Exercise
Leave the pictures out and transcribe every record exactly.

Dataset items
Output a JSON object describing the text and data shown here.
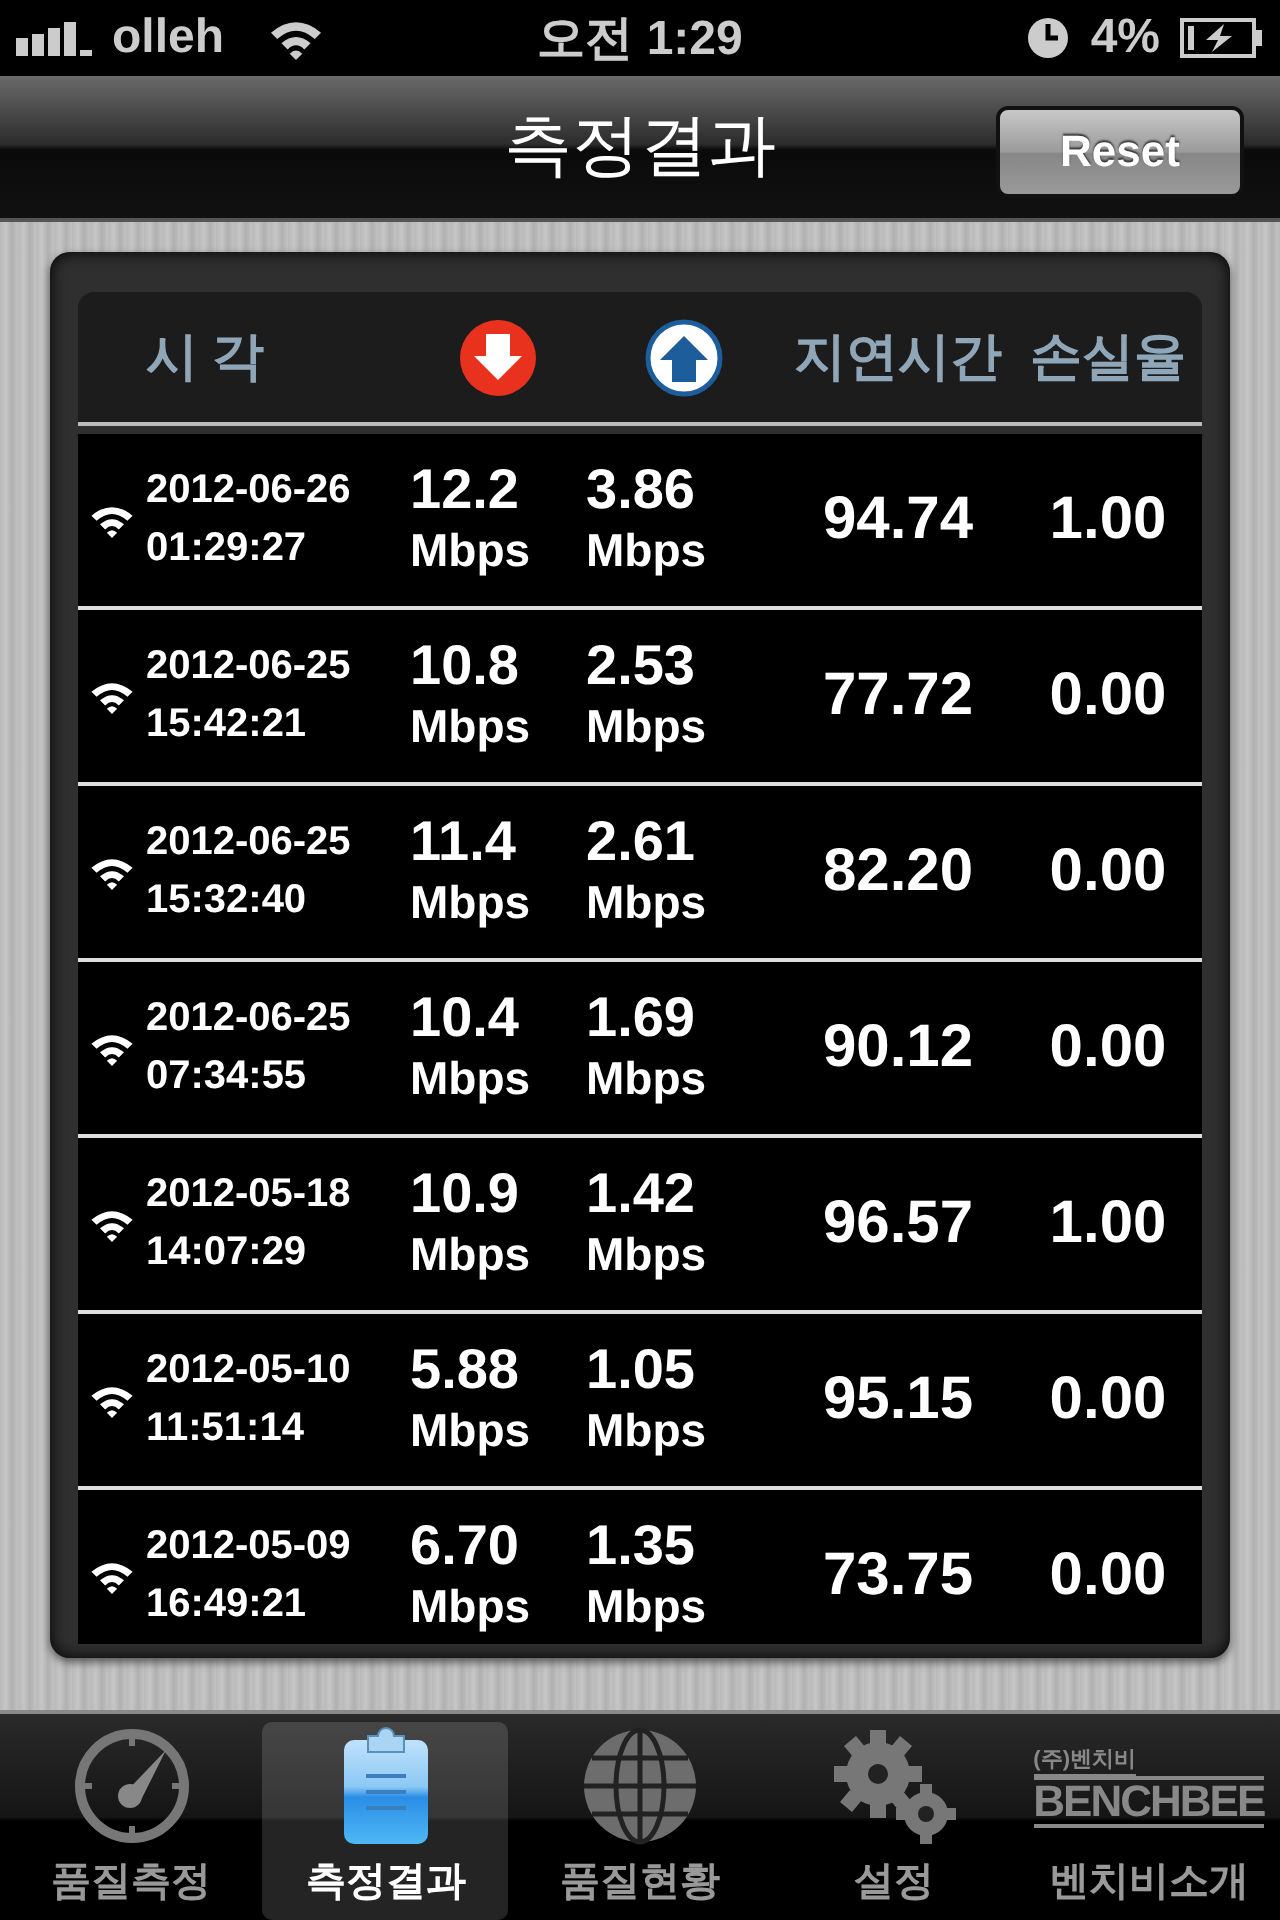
{
  "status_bar": {
    "carrier": "olleh",
    "time": "오전 1:29",
    "battery": "4%"
  },
  "nav_bar": {
    "title": "측정결과",
    "button": "Reset"
  },
  "table": {
    "columns": [
      {
        "kind": "text",
        "label": "시 각"
      },
      {
        "kind": "download"
      },
      {
        "kind": "upload"
      },
      {
        "kind": "text",
        "label": "지연시간"
      },
      {
        "kind": "text",
        "label": "손실율"
      }
    ],
    "rows": [
      {
        "date": "2012-06-26",
        "time": "01:29:27",
        "down": "12.2",
        "down_unit": "Mbps",
        "up": "3.86",
        "up_unit": "Mbps",
        "latency": "94.74",
        "loss": "1.00"
      },
      {
        "date": "2012-06-25",
        "time": "15:42:21",
        "down": "10.8",
        "down_unit": "Mbps",
        "up": "2.53",
        "up_unit": "Mbps",
        "latency": "77.72",
        "loss": "0.00"
      },
      {
        "date": "2012-06-25",
        "time": "15:32:40",
        "down": "11.4",
        "down_unit": "Mbps",
        "up": "2.61",
        "up_unit": "Mbps",
        "latency": "82.20",
        "loss": "0.00"
      },
      {
        "date": "2012-06-25",
        "time": "07:34:55",
        "down": "10.4",
        "down_unit": "Mbps",
        "up": "1.69",
        "up_unit": "Mbps",
        "latency": "90.12",
        "loss": "0.00"
      },
      {
        "date": "2012-05-18",
        "time": "14:07:29",
        "down": "10.9",
        "down_unit": "Mbps",
        "up": "1.42",
        "up_unit": "Mbps",
        "latency": "96.57",
        "loss": "1.00"
      },
      {
        "date": "2012-05-10",
        "time": "11:51:14",
        "down": "5.88",
        "down_unit": "Mbps",
        "up": "1.05",
        "up_unit": "Mbps",
        "latency": "95.15",
        "loss": "0.00"
      },
      {
        "date": "2012-05-09",
        "time": "16:49:21",
        "down": "6.70",
        "down_unit": "Mbps",
        "up": "1.35",
        "up_unit": "Mbps",
        "latency": "73.75",
        "loss": "0.00"
      }
    ]
  },
  "tab_bar": {
    "tabs": [
      {
        "kind": "gauge",
        "label": "품질측정",
        "selected": false
      },
      {
        "kind": "clipboard",
        "label": "측정결과",
        "selected": true
      },
      {
        "kind": "globe",
        "label": "품질현황",
        "selected": false
      },
      {
        "kind": "gears",
        "label": "설정",
        "selected": false
      },
      {
        "kind": "logo",
        "label": "벤치비소개",
        "selected": false,
        "logo_small": "(주)벤치비",
        "logo_big": "BENCHBEE"
      }
    ]
  }
}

Solution to this exercise
Output a JSON object describing the text and data shown here.
{
  "status_bar": {
    "carrier": "olleh",
    "time": "오전 1:29",
    "battery": "4%"
  },
  "nav_bar": {
    "title": "측정결과",
    "button": "Reset"
  },
  "table": {
    "columns": [
      {
        "kind": "text",
        "label": "시 각"
      },
      {
        "kind": "download"
      },
      {
        "kind": "upload"
      },
      {
        "kind": "text",
        "label": "지연시간"
      },
      {
        "kind": "text",
        "label": "손실율"
      }
    ],
    "rows": [
      {
        "date": "2012-06-26",
        "time": "01:29:27",
        "down": "12.2",
        "down_unit": "Mbps",
        "up": "3.86",
        "up_unit": "Mbps",
        "latency": "94.74",
        "loss": "1.00"
      },
      {
        "date": "2012-06-25",
        "time": "15:42:21",
        "down": "10.8",
        "down_unit": "Mbps",
        "up": "2.53",
        "up_unit": "Mbps",
        "latency": "77.72",
        "loss": "0.00"
      },
      {
        "date": "2012-06-25",
        "time": "15:32:40",
        "down": "11.4",
        "down_unit": "Mbps",
        "up": "2.61",
        "up_unit": "Mbps",
        "latency": "82.20",
        "loss": "0.00"
      },
      {
        "date": "2012-06-25",
        "time": "07:34:55",
        "down": "10.4",
        "down_unit": "Mbps",
        "up": "1.69",
        "up_unit": "Mbps",
        "latency": "90.12",
        "loss": "0.00"
      },
      {
        "date": "2012-05-18",
        "time": "14:07:29",
        "down": "10.9",
        "down_unit": "Mbps",
        "up": "1.42",
        "up_unit": "Mbps",
        "latency": "96.57",
        "loss": "1.00"
      },
      {
        "date": "2012-05-10",
        "time": "11:51:14",
        "down": "5.88",
        "down_unit": "Mbps",
        "up": "1.05",
        "up_unit": "Mbps",
        "latency": "95.15",
        "loss": "0.00"
      },
      {
        "date": "2012-05-09",
        "time": "16:49:21",
        "down": "6.70",
        "down_unit": "Mbps",
        "up": "1.35",
        "up_unit": "Mbps",
        "latency": "73.75",
        "loss": "0.00"
      }
    ]
  },
  "tab_bar": {
    "tabs": [
      {
        "kind": "gauge",
        "label": "품질측정",
        "selected": false
      },
      {
        "kind": "clipboard",
        "label": "측정결과",
        "selected": true
      },
      {
        "kind": "globe",
        "label": "품질현황",
        "selected": false
      },
      {
        "kind": "gears",
        "label": "설정",
        "selected": false
      },
      {
        "kind": "logo",
        "label": "벤치비소개",
        "selected": false,
        "logo_small": "(주)벤치비",
        "logo_big": "BENCHBEE"
      }
    ]
  }
}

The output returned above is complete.